[Task directions]
Below are the records. List every line holding the word "것입니다".

Extracted data entries:
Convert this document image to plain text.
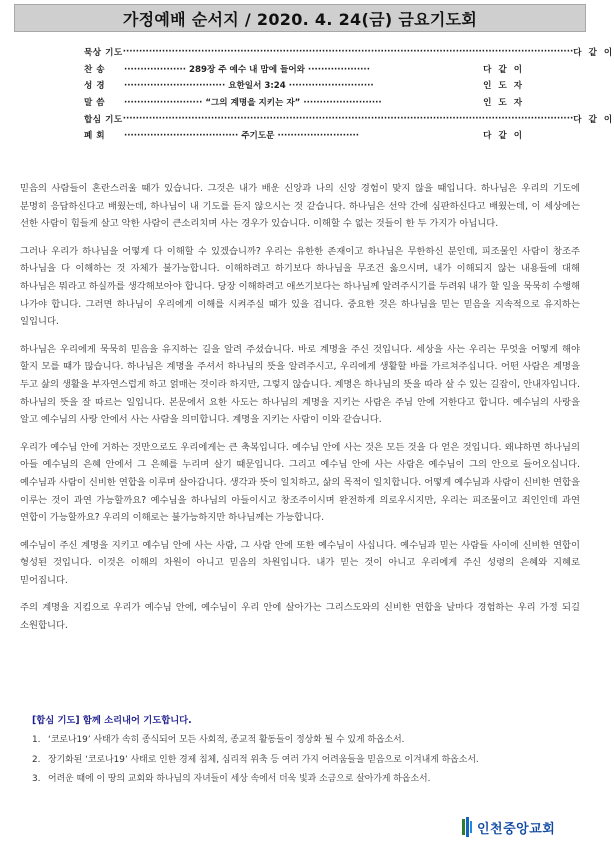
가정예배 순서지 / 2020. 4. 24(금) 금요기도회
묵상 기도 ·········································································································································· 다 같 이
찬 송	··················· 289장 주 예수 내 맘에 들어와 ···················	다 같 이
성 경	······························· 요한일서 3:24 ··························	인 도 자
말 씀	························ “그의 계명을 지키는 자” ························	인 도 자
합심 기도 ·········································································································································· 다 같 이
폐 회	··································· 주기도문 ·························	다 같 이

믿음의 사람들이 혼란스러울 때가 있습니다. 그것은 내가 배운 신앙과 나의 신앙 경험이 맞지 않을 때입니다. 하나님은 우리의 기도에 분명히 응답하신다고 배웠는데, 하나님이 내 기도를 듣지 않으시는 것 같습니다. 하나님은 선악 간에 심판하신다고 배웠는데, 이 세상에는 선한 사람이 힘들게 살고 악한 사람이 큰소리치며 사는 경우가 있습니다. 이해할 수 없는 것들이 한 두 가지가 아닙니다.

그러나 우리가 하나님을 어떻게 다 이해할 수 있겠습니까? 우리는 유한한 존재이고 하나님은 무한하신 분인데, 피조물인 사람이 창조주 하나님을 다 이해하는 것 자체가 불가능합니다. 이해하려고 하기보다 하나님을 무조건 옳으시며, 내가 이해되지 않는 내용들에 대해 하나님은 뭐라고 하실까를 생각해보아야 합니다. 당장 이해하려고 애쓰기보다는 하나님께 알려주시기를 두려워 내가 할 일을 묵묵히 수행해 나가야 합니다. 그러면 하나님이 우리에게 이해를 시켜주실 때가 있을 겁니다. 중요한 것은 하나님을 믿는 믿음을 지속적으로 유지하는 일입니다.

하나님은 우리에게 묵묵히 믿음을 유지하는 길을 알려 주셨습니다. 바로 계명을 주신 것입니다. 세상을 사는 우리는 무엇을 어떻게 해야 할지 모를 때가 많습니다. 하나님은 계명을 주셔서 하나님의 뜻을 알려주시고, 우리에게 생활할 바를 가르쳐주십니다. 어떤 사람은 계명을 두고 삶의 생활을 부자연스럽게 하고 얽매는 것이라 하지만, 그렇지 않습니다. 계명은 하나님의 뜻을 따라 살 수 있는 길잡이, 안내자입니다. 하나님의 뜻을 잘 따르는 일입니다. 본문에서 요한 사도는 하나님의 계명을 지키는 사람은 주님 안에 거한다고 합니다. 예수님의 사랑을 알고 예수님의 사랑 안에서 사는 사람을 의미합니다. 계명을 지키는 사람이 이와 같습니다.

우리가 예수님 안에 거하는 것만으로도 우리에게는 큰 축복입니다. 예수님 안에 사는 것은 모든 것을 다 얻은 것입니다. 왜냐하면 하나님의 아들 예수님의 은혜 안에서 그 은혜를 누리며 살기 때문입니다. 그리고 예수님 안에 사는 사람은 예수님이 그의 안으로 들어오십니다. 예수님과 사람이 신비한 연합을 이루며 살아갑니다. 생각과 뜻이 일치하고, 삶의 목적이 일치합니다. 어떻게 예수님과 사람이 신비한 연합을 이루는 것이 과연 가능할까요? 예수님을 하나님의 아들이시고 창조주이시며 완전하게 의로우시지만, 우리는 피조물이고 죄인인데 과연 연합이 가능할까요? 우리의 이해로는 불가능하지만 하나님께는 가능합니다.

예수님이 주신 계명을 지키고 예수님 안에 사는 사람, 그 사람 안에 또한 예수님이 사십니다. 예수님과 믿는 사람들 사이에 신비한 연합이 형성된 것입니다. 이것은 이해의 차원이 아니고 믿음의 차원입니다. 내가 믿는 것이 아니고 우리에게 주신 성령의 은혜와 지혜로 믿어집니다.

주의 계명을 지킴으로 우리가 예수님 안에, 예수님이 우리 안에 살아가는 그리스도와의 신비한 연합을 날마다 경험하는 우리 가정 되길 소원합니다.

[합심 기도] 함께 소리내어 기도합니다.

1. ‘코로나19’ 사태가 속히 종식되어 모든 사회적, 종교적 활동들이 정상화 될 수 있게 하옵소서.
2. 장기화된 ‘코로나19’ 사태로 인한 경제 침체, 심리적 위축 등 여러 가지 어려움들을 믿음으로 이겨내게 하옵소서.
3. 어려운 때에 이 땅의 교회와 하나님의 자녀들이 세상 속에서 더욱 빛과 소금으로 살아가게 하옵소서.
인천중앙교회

[The completed task]
하나님은 우리에게 묵묵히 믿음을 유지하는 길을 알려 주셨습니다. 바로 계명을 주신 것입니다. 세상을 사는 우리는 무엇을 어떻게 해야 할지 모를 때가 많습니다. 하나님은 계명을 주셔서 하나님의 뜻을 알려주시고, 우리에게 생활할 바를 가르쳐주십니다. 어떤 사람은 계명을 두고 삶의 생활을 부자연스럽게 하고 얽매는 것이라 하지만, 그렇지 않습니다. 계명은 하나님의 뜻을 따라 살 수 있는 길잡이, 안내자입니다. 하나님의 뜻을 잘 따르는 일입니다. 본문에서 요한 사도는 하나님의 계명을 지키는 사람은 주님 안에 거한다고 합니다. 예수님의 사랑을 알고 예수님의 사랑 안에서 사는 사람을 의미합니다. 계명을 지키는 사람이 이와 같습니다.
우리가 예수님 안에 거하는 것만으로도 우리에게는 큰 축복입니다. 예수님 안에 사는 것은 모든 것을 다 얻은 것입니다. 왜냐하면 하나님의 아들 예수님의 은혜 안에서 그 은혜를 누리며 살기 때문입니다. 그리고 예수님 안에 사는 사람은 예수님이 그의 안으로 들어오십니다. 예수님과 사람이 신비한 연합을 이루며 살아갑니다. 생각과 뜻이 일치하고, 삶의 목적이 일치합니다. 어떻게 예수님과 사람이 신비한 연합을 이루는 것이 과연 가능할까요? 예수님을 하나님의 아들이시고 창조주이시며 완전하게 의로우시지만, 우리는 피조물이고 죄인인데 과연 연합이 가능할까요? 우리의 이해로는 불가능하지만 하나님께는 가능합니다.
예수님이 주신 계명을 지키고 예수님 안에 사는 사람, 그 사람 안에 또한 예수님이 사십니다. 예수님과 믿는 사람들 사이에 신비한 연합이 형성된 것입니다. 이것은 이해의 차원이 아니고 믿음의 차원입니다. 내가 믿는 것이 아니고 우리에게 주신 성령의 은혜와 지혜로 믿어집니다.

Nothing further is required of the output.